[Entries from a dataset]
════
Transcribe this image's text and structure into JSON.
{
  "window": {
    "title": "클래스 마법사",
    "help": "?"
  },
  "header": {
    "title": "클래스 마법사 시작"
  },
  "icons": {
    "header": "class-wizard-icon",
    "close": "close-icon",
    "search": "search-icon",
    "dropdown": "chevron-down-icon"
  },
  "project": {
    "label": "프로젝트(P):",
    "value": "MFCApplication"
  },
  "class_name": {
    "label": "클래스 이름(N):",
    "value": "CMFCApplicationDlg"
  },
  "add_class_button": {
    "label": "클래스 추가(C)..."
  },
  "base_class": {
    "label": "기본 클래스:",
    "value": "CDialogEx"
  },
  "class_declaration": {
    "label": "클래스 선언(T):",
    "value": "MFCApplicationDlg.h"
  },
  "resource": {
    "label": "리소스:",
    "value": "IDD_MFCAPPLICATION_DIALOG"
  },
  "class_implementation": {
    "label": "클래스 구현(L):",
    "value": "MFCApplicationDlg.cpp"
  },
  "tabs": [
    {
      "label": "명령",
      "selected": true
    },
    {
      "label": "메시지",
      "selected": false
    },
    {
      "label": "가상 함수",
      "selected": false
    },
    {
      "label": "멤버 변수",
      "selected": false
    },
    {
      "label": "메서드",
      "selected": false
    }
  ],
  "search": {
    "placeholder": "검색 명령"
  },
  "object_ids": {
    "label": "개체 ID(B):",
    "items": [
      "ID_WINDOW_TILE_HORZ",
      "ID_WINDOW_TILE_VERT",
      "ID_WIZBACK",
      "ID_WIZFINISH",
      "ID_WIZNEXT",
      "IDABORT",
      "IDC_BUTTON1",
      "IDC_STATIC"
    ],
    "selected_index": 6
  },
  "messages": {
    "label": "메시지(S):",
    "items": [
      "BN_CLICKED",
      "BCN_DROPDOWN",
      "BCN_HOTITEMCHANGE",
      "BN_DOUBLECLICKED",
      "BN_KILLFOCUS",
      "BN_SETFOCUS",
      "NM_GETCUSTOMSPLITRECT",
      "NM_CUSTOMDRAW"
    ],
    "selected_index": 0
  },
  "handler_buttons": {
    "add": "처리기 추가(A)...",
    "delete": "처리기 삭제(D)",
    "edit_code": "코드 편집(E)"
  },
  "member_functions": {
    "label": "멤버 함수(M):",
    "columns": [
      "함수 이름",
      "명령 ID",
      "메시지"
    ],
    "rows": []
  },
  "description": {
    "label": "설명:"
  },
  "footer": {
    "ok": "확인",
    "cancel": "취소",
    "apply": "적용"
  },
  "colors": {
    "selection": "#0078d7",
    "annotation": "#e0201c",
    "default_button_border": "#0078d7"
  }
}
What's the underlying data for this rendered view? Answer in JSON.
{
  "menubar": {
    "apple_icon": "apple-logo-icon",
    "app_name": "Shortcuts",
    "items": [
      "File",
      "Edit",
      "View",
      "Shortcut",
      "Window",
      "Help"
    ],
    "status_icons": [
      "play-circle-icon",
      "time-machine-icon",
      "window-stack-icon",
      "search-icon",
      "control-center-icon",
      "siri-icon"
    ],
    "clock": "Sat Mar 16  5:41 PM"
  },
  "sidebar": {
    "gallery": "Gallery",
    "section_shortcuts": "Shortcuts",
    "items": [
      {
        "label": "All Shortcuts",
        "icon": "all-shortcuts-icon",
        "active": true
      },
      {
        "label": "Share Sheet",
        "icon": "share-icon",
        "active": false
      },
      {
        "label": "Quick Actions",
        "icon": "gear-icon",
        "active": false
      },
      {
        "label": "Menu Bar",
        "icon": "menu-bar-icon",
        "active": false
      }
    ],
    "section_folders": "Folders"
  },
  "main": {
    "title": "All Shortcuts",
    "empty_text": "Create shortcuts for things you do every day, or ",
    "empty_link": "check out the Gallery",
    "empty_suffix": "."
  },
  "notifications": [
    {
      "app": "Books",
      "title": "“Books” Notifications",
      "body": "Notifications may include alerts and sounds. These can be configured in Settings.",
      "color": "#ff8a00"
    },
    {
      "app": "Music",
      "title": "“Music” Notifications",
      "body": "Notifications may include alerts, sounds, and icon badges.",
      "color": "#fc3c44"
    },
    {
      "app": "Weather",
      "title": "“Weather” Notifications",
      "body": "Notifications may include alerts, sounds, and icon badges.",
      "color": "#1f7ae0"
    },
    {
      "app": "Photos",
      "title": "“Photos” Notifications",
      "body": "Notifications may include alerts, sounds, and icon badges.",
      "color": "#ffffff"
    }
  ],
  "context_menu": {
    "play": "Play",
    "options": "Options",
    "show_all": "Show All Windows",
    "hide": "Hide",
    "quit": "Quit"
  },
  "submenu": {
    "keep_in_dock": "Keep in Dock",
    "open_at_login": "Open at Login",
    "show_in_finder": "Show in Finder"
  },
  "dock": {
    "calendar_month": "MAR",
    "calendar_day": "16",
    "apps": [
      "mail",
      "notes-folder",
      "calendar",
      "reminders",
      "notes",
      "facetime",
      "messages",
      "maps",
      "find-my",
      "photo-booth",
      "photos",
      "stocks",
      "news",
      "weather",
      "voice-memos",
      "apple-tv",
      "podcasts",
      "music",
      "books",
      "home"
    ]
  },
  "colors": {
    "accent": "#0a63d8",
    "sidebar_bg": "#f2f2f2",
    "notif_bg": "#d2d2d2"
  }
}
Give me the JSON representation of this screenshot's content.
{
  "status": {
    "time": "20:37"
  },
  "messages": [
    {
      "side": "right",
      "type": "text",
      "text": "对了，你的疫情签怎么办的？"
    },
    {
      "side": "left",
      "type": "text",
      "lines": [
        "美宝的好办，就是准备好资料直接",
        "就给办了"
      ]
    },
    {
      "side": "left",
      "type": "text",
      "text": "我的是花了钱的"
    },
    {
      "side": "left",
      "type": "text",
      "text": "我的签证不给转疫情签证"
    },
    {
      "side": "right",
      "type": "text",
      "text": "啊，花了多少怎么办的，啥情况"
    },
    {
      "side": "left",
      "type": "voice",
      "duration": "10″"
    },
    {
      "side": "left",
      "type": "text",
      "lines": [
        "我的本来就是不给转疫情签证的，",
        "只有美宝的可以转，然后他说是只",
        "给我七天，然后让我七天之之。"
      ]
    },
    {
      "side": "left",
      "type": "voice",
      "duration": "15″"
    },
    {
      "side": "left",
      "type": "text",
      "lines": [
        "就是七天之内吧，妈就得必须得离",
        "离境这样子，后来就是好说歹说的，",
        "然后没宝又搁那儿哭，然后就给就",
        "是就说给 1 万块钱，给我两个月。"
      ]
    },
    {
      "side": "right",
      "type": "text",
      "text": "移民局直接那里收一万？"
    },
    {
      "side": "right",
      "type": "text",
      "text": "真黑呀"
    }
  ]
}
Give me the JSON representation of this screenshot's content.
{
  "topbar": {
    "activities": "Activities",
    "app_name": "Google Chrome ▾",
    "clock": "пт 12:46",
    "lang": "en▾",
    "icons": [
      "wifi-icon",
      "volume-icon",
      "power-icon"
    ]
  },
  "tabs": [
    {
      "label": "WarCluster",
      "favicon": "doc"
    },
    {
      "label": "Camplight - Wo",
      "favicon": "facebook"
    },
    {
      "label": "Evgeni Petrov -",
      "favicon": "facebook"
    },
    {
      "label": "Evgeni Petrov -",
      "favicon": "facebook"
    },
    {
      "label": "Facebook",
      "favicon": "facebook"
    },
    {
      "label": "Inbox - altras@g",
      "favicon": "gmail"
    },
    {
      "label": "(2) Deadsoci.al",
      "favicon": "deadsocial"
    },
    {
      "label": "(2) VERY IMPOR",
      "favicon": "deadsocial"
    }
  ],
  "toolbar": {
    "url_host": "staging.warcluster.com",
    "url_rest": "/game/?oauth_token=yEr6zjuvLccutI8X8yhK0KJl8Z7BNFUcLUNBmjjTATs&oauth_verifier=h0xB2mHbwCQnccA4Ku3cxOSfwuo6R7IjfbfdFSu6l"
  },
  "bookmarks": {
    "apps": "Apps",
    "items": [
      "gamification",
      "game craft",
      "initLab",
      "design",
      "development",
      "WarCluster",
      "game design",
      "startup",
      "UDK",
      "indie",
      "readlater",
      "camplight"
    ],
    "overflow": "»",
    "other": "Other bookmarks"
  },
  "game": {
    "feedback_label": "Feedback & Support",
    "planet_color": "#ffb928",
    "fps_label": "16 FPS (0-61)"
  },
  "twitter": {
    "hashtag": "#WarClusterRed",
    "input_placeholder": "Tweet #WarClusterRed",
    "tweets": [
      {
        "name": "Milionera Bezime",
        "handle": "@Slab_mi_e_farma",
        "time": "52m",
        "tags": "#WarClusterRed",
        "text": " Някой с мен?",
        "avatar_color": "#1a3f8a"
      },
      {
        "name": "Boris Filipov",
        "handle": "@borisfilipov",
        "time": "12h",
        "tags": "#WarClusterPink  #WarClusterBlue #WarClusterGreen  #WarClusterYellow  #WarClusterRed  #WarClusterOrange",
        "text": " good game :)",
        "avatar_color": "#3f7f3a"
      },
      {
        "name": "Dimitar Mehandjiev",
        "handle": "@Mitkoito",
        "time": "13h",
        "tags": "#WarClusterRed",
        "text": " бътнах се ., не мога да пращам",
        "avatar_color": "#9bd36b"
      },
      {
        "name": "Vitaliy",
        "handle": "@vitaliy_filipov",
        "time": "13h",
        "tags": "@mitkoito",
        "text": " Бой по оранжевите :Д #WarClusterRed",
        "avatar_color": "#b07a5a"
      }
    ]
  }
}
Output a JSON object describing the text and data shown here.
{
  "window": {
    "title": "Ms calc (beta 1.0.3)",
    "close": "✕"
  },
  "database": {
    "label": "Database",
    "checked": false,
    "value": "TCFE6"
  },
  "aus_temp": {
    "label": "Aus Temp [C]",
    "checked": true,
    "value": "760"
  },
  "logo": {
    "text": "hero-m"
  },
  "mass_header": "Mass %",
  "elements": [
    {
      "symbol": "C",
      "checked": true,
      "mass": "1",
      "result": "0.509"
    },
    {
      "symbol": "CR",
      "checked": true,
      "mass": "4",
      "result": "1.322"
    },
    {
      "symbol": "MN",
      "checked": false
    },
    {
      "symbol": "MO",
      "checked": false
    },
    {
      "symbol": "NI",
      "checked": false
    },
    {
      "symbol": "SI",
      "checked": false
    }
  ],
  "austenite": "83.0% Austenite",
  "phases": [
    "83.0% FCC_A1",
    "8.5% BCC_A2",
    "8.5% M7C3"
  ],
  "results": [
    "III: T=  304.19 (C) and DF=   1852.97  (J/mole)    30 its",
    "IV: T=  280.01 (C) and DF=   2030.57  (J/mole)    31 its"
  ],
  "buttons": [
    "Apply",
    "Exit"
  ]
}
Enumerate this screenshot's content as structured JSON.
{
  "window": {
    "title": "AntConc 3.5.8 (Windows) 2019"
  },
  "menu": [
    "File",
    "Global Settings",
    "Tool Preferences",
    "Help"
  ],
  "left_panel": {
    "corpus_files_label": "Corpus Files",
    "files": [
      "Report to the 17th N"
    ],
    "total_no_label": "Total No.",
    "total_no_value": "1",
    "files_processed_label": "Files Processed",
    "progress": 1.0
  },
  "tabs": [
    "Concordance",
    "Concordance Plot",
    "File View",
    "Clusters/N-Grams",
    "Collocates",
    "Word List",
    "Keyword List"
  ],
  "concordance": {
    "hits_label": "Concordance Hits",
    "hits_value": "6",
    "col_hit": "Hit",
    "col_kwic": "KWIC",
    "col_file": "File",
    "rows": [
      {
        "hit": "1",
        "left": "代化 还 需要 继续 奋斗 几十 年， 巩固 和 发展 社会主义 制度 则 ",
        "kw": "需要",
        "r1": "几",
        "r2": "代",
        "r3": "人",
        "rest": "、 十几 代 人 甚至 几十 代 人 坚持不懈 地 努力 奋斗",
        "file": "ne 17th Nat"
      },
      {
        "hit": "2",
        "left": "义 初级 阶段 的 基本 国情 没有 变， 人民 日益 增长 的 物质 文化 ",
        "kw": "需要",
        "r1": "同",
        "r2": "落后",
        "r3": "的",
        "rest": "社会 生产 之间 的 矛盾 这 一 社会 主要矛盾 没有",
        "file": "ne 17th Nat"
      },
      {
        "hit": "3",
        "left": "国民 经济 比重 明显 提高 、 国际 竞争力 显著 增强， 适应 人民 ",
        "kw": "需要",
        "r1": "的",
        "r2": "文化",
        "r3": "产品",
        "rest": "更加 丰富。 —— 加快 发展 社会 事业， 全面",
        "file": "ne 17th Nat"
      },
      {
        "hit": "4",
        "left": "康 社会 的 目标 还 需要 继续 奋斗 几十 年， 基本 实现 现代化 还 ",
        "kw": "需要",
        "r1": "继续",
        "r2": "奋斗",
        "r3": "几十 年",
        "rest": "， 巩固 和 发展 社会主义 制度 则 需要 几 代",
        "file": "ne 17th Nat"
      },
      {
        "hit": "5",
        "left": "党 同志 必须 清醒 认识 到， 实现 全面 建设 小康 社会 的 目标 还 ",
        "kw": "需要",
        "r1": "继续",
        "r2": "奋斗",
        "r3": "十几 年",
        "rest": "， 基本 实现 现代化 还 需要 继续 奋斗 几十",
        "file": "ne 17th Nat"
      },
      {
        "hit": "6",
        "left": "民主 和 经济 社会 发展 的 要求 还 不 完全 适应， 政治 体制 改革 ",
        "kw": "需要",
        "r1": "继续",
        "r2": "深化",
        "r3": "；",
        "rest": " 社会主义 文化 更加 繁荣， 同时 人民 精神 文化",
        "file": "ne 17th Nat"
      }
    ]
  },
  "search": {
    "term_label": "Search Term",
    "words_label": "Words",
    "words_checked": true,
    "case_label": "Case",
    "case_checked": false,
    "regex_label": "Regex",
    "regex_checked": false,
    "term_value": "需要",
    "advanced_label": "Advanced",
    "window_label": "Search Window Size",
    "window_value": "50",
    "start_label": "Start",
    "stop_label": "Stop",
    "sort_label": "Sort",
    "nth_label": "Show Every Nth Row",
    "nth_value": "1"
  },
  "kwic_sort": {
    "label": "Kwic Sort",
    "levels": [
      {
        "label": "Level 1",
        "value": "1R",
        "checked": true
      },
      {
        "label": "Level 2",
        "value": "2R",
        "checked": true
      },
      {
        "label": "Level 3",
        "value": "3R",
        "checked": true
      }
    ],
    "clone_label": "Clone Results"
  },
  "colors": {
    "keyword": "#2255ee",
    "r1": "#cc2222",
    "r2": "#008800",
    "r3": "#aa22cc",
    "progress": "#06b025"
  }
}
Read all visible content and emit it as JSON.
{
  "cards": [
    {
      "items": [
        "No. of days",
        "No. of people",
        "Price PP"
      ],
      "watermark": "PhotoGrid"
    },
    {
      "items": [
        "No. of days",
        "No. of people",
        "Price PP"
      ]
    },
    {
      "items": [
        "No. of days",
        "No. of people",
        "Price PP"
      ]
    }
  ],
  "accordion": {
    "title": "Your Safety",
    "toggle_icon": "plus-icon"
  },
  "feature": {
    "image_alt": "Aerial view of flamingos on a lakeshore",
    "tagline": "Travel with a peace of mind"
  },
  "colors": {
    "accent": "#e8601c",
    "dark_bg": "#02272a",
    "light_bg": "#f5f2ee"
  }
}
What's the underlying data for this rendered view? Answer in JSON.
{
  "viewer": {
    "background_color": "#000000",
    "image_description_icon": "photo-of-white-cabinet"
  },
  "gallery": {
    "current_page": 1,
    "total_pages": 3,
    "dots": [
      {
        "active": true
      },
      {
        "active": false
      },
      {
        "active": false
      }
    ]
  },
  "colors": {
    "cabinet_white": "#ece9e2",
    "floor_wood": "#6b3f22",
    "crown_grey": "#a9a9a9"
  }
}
════
SHORT EXERCISE:
Quote only the lines from the line containing "Read all visible content and emit it as JSON." through the end of the listing, please, keeping both the first and the last line.

RESULT OF THE EXERCISE:
Read all visible content and emit it as JSON.
{
  "cards": [
    {
      "items": [
        "No. of days",
        "No. of people",
        "Price PP"
      ],
      "watermark": "PhotoGrid"
    },
    {
      "items": [
        "No. of days",
        "No. of people",
        "Price PP"
      ]
    },
    {
      "items": [
        "No. of days",
        "No. of people",
        "Price PP"
      ]
    }
  ],
  "accordion": {
    "title": "Your Safety",
    "toggle_icon": "plus-icon"
  },
  "feature": {
    "image_alt": "Aerial view of flamingos on a lakeshore",
    "tagline": "Travel with a peace of mind"
  },
  "colors": {
    "accent": "#e8601c",
    "dark_bg": "#02272a",
    "light_bg": "#f5f2ee"
  }
}
What's the underlying data for this rendered view? Answer in JSON.
{
  "viewer": {
    "background_color": "#000000",
    "image_description_icon": "photo-of-white-cabinet"
  },
  "gallery": {
    "current_page": 1,
    "total_pages": 3,
    "dots": [
      {
        "active": true
      },
      {
        "active": false
      },
      {
        "active": false
      }
    ]
  },
  "colors": {
    "cabinet_white": "#ece9e2",
    "floor_wood": "#6b3f22",
    "crown_grey": "#a9a9a9"
  }
}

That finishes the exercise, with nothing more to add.